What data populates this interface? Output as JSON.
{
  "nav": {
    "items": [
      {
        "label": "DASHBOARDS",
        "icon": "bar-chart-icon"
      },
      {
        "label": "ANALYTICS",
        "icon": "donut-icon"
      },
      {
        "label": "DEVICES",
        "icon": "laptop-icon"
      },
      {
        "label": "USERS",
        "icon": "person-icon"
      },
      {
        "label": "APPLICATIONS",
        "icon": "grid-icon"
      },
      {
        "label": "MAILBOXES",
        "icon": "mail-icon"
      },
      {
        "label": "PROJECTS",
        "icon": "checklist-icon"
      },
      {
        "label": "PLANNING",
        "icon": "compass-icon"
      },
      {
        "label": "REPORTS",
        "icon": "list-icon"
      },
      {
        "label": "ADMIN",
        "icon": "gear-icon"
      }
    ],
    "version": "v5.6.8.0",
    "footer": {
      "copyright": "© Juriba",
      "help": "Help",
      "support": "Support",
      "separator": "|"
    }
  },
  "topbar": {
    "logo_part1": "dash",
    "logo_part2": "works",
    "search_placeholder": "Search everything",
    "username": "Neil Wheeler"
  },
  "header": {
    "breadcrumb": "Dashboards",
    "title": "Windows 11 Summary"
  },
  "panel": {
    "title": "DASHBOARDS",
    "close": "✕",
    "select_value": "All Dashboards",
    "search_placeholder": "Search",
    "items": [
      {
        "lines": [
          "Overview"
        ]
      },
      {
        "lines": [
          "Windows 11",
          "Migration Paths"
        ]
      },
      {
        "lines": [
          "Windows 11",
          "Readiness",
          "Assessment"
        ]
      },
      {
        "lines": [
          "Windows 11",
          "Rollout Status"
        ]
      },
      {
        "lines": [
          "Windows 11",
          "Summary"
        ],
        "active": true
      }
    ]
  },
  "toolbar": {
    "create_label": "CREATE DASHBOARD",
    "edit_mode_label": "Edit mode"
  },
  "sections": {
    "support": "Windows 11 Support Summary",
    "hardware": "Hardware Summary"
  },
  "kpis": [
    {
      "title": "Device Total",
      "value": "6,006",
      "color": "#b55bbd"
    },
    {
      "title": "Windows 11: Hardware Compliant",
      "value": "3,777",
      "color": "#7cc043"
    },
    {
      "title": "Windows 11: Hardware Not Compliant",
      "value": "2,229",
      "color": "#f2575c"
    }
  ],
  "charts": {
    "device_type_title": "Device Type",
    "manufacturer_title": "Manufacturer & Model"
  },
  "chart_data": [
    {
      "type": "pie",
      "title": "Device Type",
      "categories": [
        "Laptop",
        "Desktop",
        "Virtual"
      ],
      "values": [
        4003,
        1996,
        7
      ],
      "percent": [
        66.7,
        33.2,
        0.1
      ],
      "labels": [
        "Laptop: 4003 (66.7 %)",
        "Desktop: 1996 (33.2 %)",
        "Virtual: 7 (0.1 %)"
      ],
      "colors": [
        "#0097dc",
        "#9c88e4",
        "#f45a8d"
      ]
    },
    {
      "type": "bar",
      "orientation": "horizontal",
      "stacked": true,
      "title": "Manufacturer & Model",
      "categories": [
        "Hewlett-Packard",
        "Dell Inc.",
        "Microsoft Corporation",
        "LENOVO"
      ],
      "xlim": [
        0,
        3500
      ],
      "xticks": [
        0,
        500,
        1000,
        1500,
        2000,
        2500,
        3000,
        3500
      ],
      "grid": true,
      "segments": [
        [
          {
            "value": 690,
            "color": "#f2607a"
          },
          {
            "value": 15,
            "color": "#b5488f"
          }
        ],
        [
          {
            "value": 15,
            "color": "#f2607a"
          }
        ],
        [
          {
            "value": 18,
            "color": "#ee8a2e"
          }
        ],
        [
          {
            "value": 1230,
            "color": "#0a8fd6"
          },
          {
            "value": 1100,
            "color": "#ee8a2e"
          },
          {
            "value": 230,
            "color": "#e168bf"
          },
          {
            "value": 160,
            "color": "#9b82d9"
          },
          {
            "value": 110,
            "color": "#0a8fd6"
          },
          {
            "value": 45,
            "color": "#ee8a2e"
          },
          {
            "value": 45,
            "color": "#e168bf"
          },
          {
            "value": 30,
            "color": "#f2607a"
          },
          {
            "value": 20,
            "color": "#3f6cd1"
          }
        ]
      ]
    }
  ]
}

######

Each line of the material should be echoed exactly.

What data populates this interface? Output as JSON.
{
  "nav": {
    "items": [
      {
        "label": "DASHBOARDS",
        "icon": "bar-chart-icon"
      },
      {
        "label": "ANALYTICS",
        "icon": "donut-icon"
      },
      {
        "label": "DEVICES",
        "icon": "laptop-icon"
      },
      {
        "label": "USERS",
        "icon": "person-icon"
      },
      {
        "label": "APPLICATIONS",
        "icon": "grid-icon"
      },
      {
        "label": "MAILBOXES",
        "icon": "mail-icon"
      },
      {
        "label": "PROJECTS",
        "icon": "checklist-icon"
      },
      {
        "label": "PLANNING",
        "icon": "compass-icon"
      },
      {
        "label": "REPORTS",
        "icon": "list-icon"
      },
      {
        "label": "ADMIN",
        "icon": "gear-icon"
      }
    ],
    "version": "v5.6.8.0",
    "footer": {
      "copyright": "© Juriba",
      "help": "Help",
      "support": "Support",
      "separator": "|"
    }
  },
  "topbar": {
    "logo_part1": "dash",
    "logo_part2": "works",
    "search_placeholder": "Search everything",
    "username": "Neil Wheeler"
  },
  "header": {
    "breadcrumb": "Dashboards",
    "title": "Windows 11 Summary"
  },
  "panel": {
    "title": "DASHBOARDS",
    "close": "✕",
    "select_value": "All Dashboards",
    "search_placeholder": "Search",
    "items": [
      {
        "lines": [
          "Overview"
        ]
      },
      {
        "lines": [
          "Windows 11",
          "Migration Paths"
        ]
      },
      {
        "lines": [
          "Windows 11",
          "Readiness",
          "Assessment"
        ]
      },
      {
        "lines": [
          "Windows 11",
          "Rollout Status"
        ]
      },
      {
        "lines": [
          "Windows 11",
          "Summary"
        ],
        "active": true
      }
    ]
  },
  "toolbar": {
    "create_label": "CREATE DASHBOARD",
    "edit_mode_label": "Edit mode"
  },
  "sections": {
    "support": "Windows 11 Support Summary",
    "hardware": "Hardware Summary"
  },
  "kpis": [
    {
      "title": "Device Total",
      "value": "6,006",
      "color": "#b55bbd"
    },
    {
      "title": "Windows 11: Hardware Compliant",
      "value": "3,777",
      "color": "#7cc043"
    },
    {
      "title": "Windows 11: Hardware Not Compliant",
      "value": "2,229",
      "color": "#f2575c"
    }
  ],
  "charts": {
    "device_type_title": "Device Type",
    "manufacturer_title": "Manufacturer & Model"
  },
  "chart_data": [
    {
      "type": "pie",
      "title": "Device Type",
      "categories": [
        "Laptop",
        "Desktop",
        "Virtual"
      ],
      "values": [
        4003,
        1996,
        7
      ],
      "percent": [
        66.7,
        33.2,
        0.1
      ],
      "labels": [
        "Laptop: 4003 (66.7 %)",
        "Desktop: 1996 (33.2 %)",
        "Virtual: 7 (0.1 %)"
      ],
      "colors": [
        "#0097dc",
        "#9c88e4",
        "#f45a8d"
      ]
    },
    {
      "type": "bar",
      "orientation": "horizontal",
      "stacked": true,
      "title": "Manufacturer & Model",
      "categories": [
        "Hewlett-Packard",
        "Dell Inc.",
        "Microsoft Corporation",
        "LENOVO"
      ],
      "xlim": [
        0,
        3500
      ],
      "xticks": [
        0,
        500,
        1000,
        1500,
        2000,
        2500,
        3000,
        3500
      ],
      "grid": true,
      "segments": [
        [
          {
            "value": 690,
            "color": "#f2607a"
          },
          {
            "value": 15,
            "color": "#b5488f"
          }
        ],
        [
          {
            "value": 15,
            "color": "#f2607a"
          }
        ],
        [
          {
            "value": 18,
            "color": "#ee8a2e"
          }
        ],
        [
          {
            "value": 1230,
            "color": "#0a8fd6"
          },
          {
            "value": 1100,
            "color": "#ee8a2e"
          },
          {
            "value": 230,
            "color": "#e168bf"
          },
          {
            "value": 160,
            "color": "#9b82d9"
          },
          {
            "value": 110,
            "color": "#0a8fd6"
          },
          {
            "value": 45,
            "color": "#ee8a2e"
          },
          {
            "value": 45,
            "color": "#e168bf"
          },
          {
            "value": 30,
            "color": "#f2607a"
          },
          {
            "value": 20,
            "color": "#3f6cd1"
          }
        ]
      ]
    }
  ]
}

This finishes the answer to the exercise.